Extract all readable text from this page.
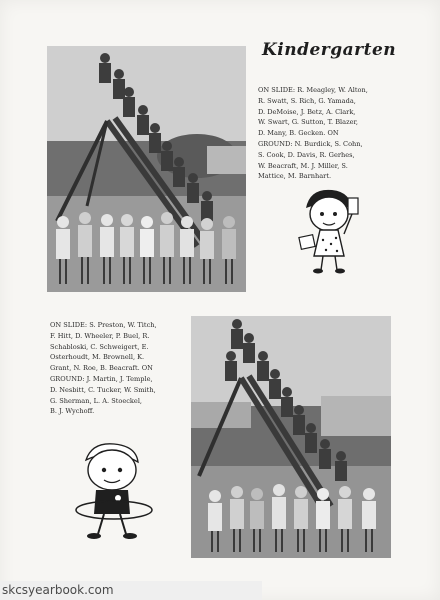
Kindergarten

ON SLIDE: R. Meagley, W. Alton,
R. Swatt, S. Rich, G. Yamada,
D. DeMoise, J. Betz, A. Clark,
W. Swart, G. Sutton, T. Blazer,
D. Many, B. Gecken. ON
GROUND: N. Burdick, S. Cohn,
S. Cook, D. Davis, R. Gerhes,
W. Beacraft, M. J. Miller, S.
Mattice, M. Barnhart.

ON SLIDE: S. Preston, W. Titch,
F. Hitt, D. Wheeler, P. Buel, R.
Schabloski, C. Schweigert, E.
Osterhoudt, M. Brownell, K.
Grant, N. Roe, B. Beacraft. ON
GROUND: J. Martin, J. Temple,
D. Nesbitt, C. Tucker, W. Smith,
G. Sherman, L. A. Stoeckel,
B. J. Wychoff.

skcsyearbook.com
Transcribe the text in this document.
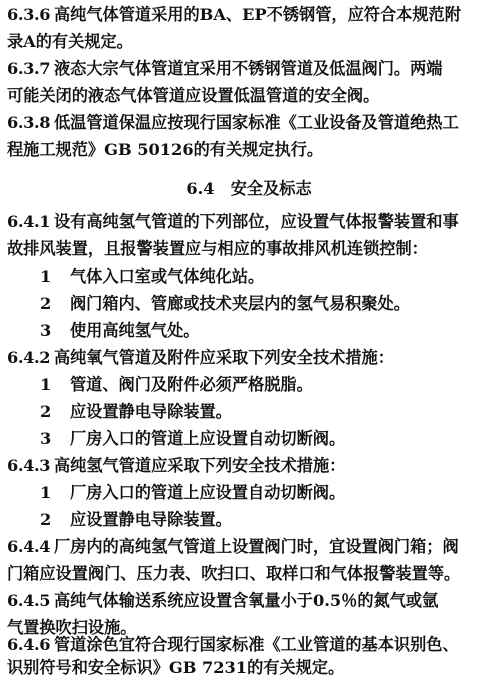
6.3.6 高纯气体管道采用的BA、EP不锈钢管，应符合本规范附
录A的有关规定。
6.3.7 液态大宗气体管道宜采用不锈钢管道及低温阀门。两端
可能关闭的液态气体管道应设置低温管道的安全阀。
6.3.8 低温管道保温应按现行国家标准《工业设备及管道绝热工
程施工规范》GB 50126的有关规定执行。
6.4　安全及标志
6.4.1 设有高纯氢气管道的下列部位，应设置气体报警装置和事
故排风装置，且报警装置应与相应的事故排风机连锁控制：
1 气体入口室或气体纯化站。
2 阀门箱内、管廊或技术夹层内的氢气易积聚处。
3 使用高纯氢气处。
6.4.2 高纯氧气管道及附件应采取下列安全技术措施：
1 管道、阀门及附件必须严格脱脂。
2 应设置静电导除装置。
3 厂房入口的管道上应设置自动切断阀。
6.4.3 高纯氢气管道应采取下列安全技术措施：
1 厂房入口的管道上应设置自动切断阀。
2 应设置静电导除装置。
6.4.4 厂房内的高纯氢气管道上设置阀门时，宜设置阀门箱；阀
门箱应设置阀门、压力表、吹扫口、取样口和气体报警装置等。
6.4.5 高纯气体输送系统应设置含氧量小于0.5％的氮气或氩
气置换吹扫设施。
6.4.6 管道涂色宜符合现行国家标准《工业管道的基本识别色、
识别符号和安全标识》GB 7231的有关规定。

Directive: What comes back should match the records exactly, minus any pictures.

Task answer:
Extract all readable text from this page.
Kindergarten

ON SLIDE: R. Meagley, W. Alton,
R. Swatt, S. Rich, G. Yamada,
D. DeMoise, J. Betz, A. Clark,
W. Swart, G. Sutton, T. Blazer,
D. Many, B. Gecken. ON
GROUND: N. Burdick, S. Cohn,
S. Cook, D. Davis, R. Gerhes,
W. Beacraft, M. J. Miller, S.
Mattice, M. Barnhart.

ON SLIDE: S. Preston, W. Titch,
F. Hitt, D. Wheeler, P. Buel, R.
Schabloski, C. Schweigert, E.
Osterhoudt, M. Brownell, K.
Grant, N. Roe, B. Beacraft. ON
GROUND: J. Martin, J. Temple,
D. Nesbitt, C. Tucker, W. Smith,
G. Sherman, L. A. Stoeckel,
B. J. Wychoff.

skcsyearbook.com
Transcribe the text in this document.
6.3.6 高纯气体管道采用的BA、EP不锈钢管，应符合本规范附
录A的有关规定。
6.3.7 液态大宗气体管道宜采用不锈钢管道及低温阀门。两端
可能关闭的液态气体管道应设置低温管道的安全阀。
6.3.8 低温管道保温应按现行国家标准《工业设备及管道绝热工
程施工规范》GB 50126的有关规定执行。
6.4　安全及标志
6.4.1 设有高纯氢气管道的下列部位，应设置气体报警装置和事
故排风装置，且报警装置应与相应的事故排风机连锁控制：
1 气体入口室或气体纯化站。
2 阀门箱内、管廊或技术夹层内的氢气易积聚处。
3 使用高纯氢气处。
6.4.2 高纯氧气管道及附件应采取下列安全技术措施：
1 管道、阀门及附件必须严格脱脂。
2 应设置静电导除装置。
3 厂房入口的管道上应设置自动切断阀。
6.4.3 高纯氢气管道应采取下列安全技术措施：
1 厂房入口的管道上应设置自动切断阀。
2 应设置静电导除装置。
6.4.4 厂房内的高纯氢气管道上设置阀门时，宜设置阀门箱；阀
门箱应设置阀门、压力表、吹扫口、取样口和气体报警装置等。
6.4.5 高纯气体输送系统应设置含氧量小于0.5％的氮气或氩
气置换吹扫设施。
6.4.6 管道涂色宜符合现行国家标准《工业管道的基本识别色、
识别符号和安全标识》GB 7231的有关规定。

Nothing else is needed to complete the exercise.